* [WRITTEN REQUEST] All entries are to be quoted exactly; the images stay out of the copy.

===== EXTRACTED RECORDS

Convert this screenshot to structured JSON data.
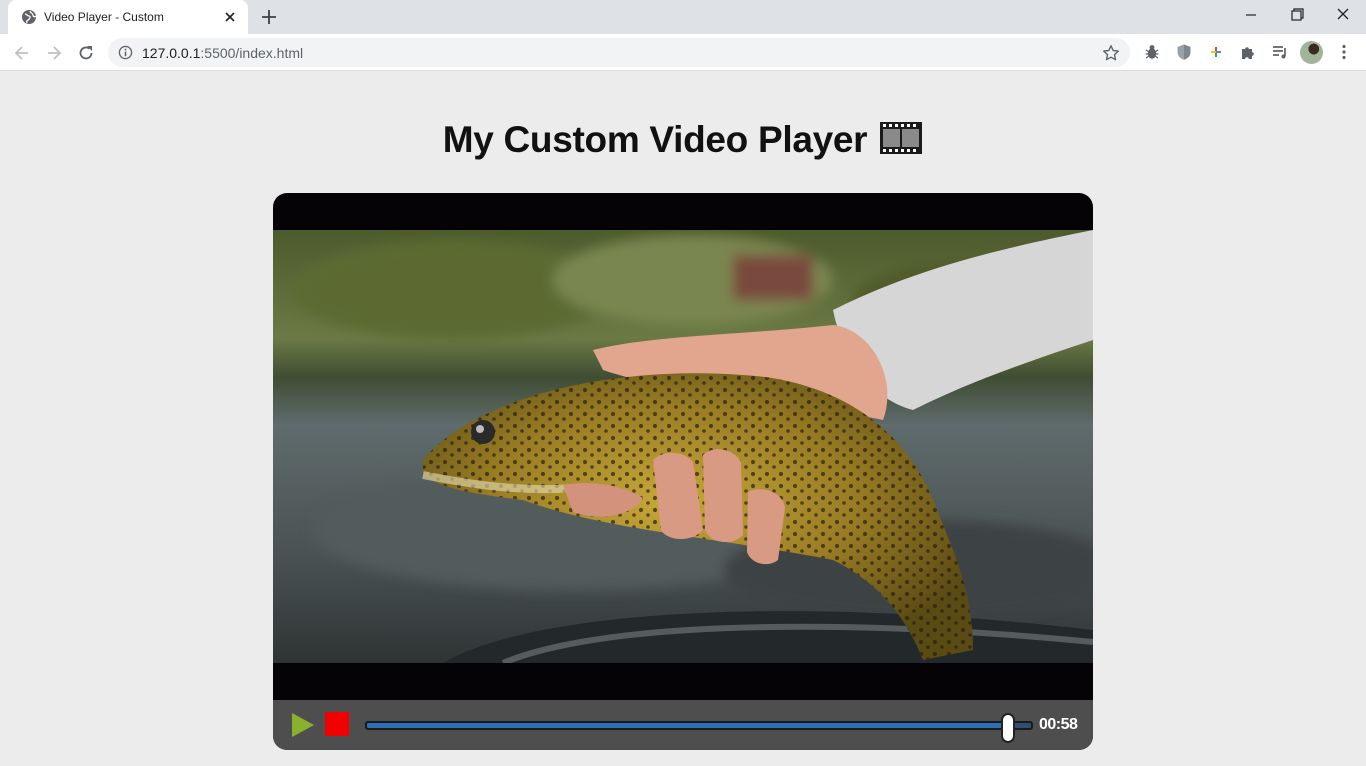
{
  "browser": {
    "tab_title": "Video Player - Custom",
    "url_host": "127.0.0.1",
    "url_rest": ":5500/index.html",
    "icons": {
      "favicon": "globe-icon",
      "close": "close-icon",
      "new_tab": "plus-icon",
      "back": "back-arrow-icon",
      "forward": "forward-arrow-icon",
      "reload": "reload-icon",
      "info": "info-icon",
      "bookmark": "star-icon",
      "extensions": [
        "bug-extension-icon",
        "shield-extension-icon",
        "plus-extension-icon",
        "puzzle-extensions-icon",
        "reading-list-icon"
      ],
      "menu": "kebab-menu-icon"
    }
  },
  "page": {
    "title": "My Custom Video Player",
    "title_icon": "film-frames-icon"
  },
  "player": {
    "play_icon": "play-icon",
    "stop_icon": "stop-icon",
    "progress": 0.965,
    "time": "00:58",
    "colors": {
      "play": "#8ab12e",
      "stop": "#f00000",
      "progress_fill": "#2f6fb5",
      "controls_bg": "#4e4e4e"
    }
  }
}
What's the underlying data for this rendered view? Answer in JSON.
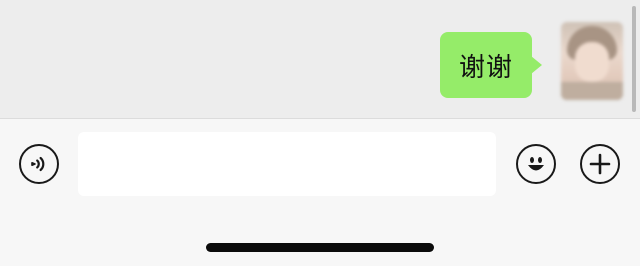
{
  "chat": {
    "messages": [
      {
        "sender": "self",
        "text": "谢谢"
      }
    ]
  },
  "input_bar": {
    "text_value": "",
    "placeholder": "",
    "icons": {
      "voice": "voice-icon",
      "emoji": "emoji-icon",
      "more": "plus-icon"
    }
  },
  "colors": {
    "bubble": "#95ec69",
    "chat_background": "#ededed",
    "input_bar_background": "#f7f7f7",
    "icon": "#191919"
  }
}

==========

* [WRITTEN ANSWER]
Convert this screenshot to structured JSON data.
{
  "browser": {
    "tab_title": "Video Player - Custom",
    "url_host": "127.0.0.1",
    "url_rest": ":5500/index.html",
    "icons": {
      "favicon": "globe-icon",
      "close": "close-icon",
      "new_tab": "plus-icon",
      "back": "back-arrow-icon",
      "forward": "forward-arrow-icon",
      "reload": "reload-icon",
      "info": "info-icon",
      "bookmark": "star-icon",
      "extensions": [
        "bug-extension-icon",
        "shield-extension-icon",
        "plus-extension-icon",
        "puzzle-extensions-icon",
        "reading-list-icon"
      ],
      "menu": "kebab-menu-icon"
    }
  },
  "page": {
    "title": "My Custom Video Player",
    "title_icon": "film-frames-icon"
  },
  "player": {
    "play_icon": "play-icon",
    "stop_icon": "stop-icon",
    "progress": 0.965,
    "time": "00:58",
    "colors": {
      "play": "#8ab12e",
      "stop": "#f00000",
      "progress_fill": "#2f6fb5",
      "controls_bg": "#4e4e4e"
    }
  }
}
What's the underlying data for this rendered view? Answer in JSON.
{
  "chat": {
    "messages": [
      {
        "sender": "self",
        "text": "谢谢"
      }
    ]
  },
  "input_bar": {
    "text_value": "",
    "placeholder": "",
    "icons": {
      "voice": "voice-icon",
      "emoji": "emoji-icon",
      "more": "plus-icon"
    }
  },
  "colors": {
    "bubble": "#95ec69",
    "chat_background": "#ededed",
    "input_bar_background": "#f7f7f7",
    "icon": "#191919"
  }
}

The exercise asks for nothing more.